SHORT EXERCISE: Find and copy every line in the records that includes the string "Maletzke".

Collected data:
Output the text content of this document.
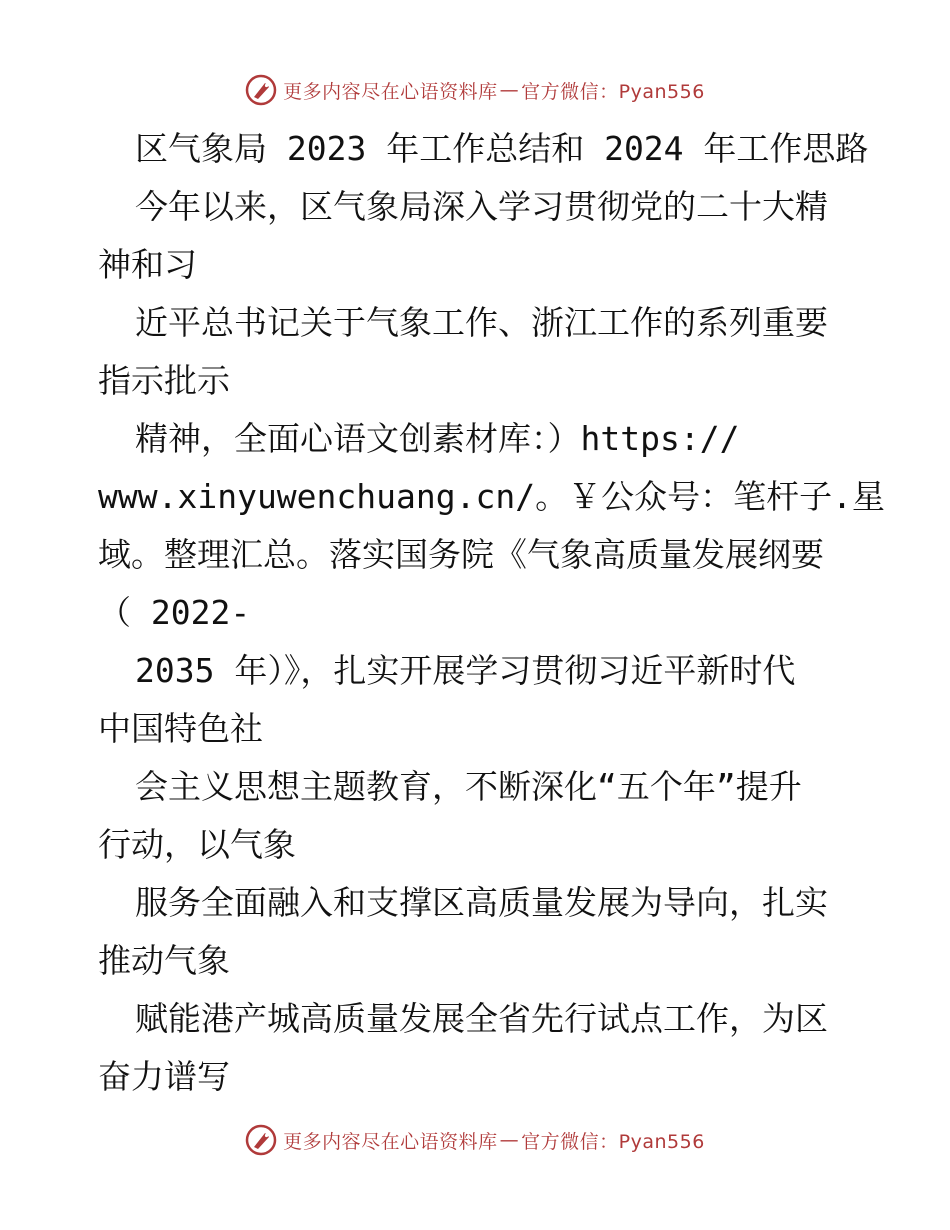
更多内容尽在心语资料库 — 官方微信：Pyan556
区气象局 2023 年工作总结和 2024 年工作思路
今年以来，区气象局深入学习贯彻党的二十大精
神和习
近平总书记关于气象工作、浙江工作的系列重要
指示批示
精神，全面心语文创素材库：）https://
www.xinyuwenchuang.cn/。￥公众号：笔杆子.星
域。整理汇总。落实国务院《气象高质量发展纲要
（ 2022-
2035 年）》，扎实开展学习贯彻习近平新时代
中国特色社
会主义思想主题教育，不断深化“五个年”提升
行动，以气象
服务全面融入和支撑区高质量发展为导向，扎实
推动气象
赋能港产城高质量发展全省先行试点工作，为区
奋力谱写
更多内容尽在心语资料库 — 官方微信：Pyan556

* * *

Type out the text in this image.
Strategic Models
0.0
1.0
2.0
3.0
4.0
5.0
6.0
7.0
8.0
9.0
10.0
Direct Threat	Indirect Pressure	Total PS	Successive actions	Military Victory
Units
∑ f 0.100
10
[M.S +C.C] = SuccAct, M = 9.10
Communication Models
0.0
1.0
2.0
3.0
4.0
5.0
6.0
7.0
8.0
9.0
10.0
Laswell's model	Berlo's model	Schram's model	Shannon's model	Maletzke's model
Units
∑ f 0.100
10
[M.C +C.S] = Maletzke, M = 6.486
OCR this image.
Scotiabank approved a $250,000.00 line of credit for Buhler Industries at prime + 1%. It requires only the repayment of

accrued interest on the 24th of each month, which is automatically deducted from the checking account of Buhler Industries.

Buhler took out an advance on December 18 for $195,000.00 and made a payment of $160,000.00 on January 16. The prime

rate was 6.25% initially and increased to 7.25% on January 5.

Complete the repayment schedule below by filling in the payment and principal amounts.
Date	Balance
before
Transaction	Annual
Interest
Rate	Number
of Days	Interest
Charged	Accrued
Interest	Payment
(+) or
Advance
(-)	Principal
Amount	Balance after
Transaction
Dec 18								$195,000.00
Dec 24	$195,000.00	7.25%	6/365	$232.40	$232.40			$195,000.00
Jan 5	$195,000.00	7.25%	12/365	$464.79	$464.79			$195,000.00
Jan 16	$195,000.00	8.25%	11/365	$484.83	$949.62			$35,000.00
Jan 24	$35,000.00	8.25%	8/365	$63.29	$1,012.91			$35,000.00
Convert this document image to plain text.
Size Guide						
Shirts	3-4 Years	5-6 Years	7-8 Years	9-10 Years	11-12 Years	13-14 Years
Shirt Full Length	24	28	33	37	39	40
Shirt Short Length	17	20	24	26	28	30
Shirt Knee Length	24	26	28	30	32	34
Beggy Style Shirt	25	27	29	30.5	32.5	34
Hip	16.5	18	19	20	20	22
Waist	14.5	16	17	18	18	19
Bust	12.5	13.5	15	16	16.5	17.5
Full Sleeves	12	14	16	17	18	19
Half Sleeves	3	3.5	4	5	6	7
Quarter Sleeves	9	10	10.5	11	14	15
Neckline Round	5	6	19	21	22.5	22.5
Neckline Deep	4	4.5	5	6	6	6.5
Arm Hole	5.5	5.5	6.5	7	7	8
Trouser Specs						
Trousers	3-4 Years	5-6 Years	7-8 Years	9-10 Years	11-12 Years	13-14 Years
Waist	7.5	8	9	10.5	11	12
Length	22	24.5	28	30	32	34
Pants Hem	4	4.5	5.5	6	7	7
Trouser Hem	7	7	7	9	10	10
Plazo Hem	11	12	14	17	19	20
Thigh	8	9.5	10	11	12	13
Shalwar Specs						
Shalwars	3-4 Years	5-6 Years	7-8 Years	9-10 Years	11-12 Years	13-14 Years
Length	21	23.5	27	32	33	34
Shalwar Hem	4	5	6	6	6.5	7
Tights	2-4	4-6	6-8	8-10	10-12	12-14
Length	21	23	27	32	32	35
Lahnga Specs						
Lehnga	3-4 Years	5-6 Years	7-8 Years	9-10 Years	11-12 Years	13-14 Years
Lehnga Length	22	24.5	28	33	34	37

WRITTEN RESPONSE:
Laswell's model	Berlo's model	Schram's model	Shannon's model	Maletzke's model
[M.C +C.S] = Maletzke, M = 6.486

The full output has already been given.